A block of data

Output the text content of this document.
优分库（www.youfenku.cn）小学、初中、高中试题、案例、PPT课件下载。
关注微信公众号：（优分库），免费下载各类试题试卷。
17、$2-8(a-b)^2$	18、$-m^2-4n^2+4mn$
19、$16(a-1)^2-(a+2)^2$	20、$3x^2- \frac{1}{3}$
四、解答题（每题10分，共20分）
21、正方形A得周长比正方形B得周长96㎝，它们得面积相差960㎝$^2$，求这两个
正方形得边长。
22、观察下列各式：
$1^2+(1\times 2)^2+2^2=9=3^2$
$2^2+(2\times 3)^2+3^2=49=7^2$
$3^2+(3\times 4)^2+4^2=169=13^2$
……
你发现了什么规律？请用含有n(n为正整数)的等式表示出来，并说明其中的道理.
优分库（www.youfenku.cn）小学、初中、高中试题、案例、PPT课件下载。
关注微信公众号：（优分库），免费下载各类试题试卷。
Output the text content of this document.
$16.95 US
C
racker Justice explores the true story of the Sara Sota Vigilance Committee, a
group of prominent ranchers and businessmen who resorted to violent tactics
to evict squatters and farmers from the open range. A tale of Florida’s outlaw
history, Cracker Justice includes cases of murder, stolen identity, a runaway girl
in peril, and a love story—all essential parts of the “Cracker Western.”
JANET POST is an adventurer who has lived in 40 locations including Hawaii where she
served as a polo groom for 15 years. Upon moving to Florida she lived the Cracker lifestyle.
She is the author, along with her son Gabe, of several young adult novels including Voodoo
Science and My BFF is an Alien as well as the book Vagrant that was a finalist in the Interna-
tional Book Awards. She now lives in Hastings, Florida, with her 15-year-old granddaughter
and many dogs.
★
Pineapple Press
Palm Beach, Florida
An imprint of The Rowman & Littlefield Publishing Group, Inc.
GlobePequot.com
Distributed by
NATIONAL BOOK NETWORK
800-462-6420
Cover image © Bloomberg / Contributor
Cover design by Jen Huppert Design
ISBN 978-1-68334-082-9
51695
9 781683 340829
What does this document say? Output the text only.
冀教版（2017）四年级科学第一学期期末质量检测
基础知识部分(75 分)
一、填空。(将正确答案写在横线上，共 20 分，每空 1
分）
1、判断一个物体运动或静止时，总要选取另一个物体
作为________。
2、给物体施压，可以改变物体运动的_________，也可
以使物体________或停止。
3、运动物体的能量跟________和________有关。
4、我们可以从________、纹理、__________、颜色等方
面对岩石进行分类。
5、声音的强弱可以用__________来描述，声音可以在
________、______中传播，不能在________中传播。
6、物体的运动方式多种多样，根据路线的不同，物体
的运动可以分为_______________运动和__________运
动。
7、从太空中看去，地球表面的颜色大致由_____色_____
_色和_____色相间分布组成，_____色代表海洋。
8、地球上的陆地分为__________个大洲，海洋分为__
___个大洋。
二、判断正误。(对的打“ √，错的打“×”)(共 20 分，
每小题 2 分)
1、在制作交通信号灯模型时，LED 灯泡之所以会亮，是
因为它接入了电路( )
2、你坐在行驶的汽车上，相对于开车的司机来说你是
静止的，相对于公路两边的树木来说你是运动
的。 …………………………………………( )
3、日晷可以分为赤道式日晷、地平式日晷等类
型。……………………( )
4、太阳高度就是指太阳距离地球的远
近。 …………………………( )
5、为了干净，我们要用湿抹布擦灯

**REQUIREMENT**
Extract every entry above as it appears.

**REPLY TO THE TASK**
Output the text content of this document.
优分库（www.youfenku.cn）小学、初中、高中试题、案例、PPT课件下载。
关注微信公众号：（优分库），免费下载各类试题试卷。
17、$2-8(a-b)^2$	18、$-m^2-4n^2+4mn$
19、$16(a-1)^2-(a+2)^2$	20、$3x^2- \frac{1}{3}$
四、解答题（每题10分，共20分）
21、正方形A得周长比正方形B得周长96㎝，它们得面积相差960㎝$^2$，求这两个
正方形得边长。
22、观察下列各式：
$1^2+(1\times 2)^2+2^2=9=3^2$
$2^2+(2\times 3)^2+3^2=49=7^2$
$3^2+(3\times 4)^2+4^2=169=13^2$
……
你发现了什么规律？请用含有n(n为正整数)的等式表示出来，并说明其中的道理.
优分库（www.youfenku.cn）小学、初中、高中试题、案例、PPT课件下载。
关注微信公众号：（优分库），免费下载各类试题试卷。
Output the text content of this document.
$16.95 US
C
racker Justice explores the true story of the Sara Sota Vigilance Committee, a
group of prominent ranchers and businessmen who resorted to violent tactics
to evict squatters and farmers from the open range. A tale of Florida’s outlaw
history, Cracker Justice includes cases of murder, stolen identity, a runaway girl
in peril, and a love story—all essential parts of the “Cracker Western.”
JANET POST is an adventurer who has lived in 40 locations including Hawaii where she
served as a polo groom for 15 years. Upon moving to Florida she lived the Cracker lifestyle.
She is the author, along with her son Gabe, of several young adult novels including Voodoo
Science and My BFF is an Alien as well as the book Vagrant that was a finalist in the Interna-
tional Book Awards. She now lives in Hastings, Florida, with her 15-year-old granddaughter
and many dogs.
★
Pineapple Press
Palm Beach, Florida
An imprint of The Rowman & Littlefield Publishing Group, Inc.
GlobePequot.com
Distributed by
NATIONAL BOOK NETWORK
800-462-6420
Cover image © Bloomberg / Contributor
Cover design by Jen Huppert Design
ISBN 978-1-68334-082-9
51695
9 781683 340829
What does this document say? Output the text only.
冀教版（2017）四年级科学第一学期期末质量检测
基础知识部分(75 分)
一、填空。(将正确答案写在横线上，共 20 分，每空 1
分）
1、判断一个物体运动或静止时，总要选取另一个物体
作为________。
2、给物体施压，可以改变物体运动的_________，也可
以使物体________或停止。
3、运动物体的能量跟________和________有关。
4、我们可以从________、纹理、__________、颜色等方
面对岩石进行分类。
5、声音的强弱可以用__________来描述，声音可以在
________、______中传播，不能在________中传播。
6、物体的运动方式多种多样，根据路线的不同，物体
的运动可以分为_______________运动和__________运
动。
7、从太空中看去，地球表面的颜色大致由_____色_____
_色和_____色相间分布组成，_____色代表海洋。
8、地球上的陆地分为__________个大洲，海洋分为__
___个大洋。
二、判断正误。(对的打“ √，错的打“×”)(共 20 分，
每小题 2 分)
1、在制作交通信号灯模型时，LED 灯泡之所以会亮，是
因为它接入了电路( )
2、你坐在行驶的汽车上，相对于开车的司机来说你是
静止的，相对于公路两边的树木来说你是运动
的。 …………………………………………( )
3、日晷可以分为赤道式日晷、地平式日晷等类
型。……………………( )
4、太阳高度就是指太阳距离地球的远
近。 …………………………( )
5、为了干净，我们要用湿抹布擦灯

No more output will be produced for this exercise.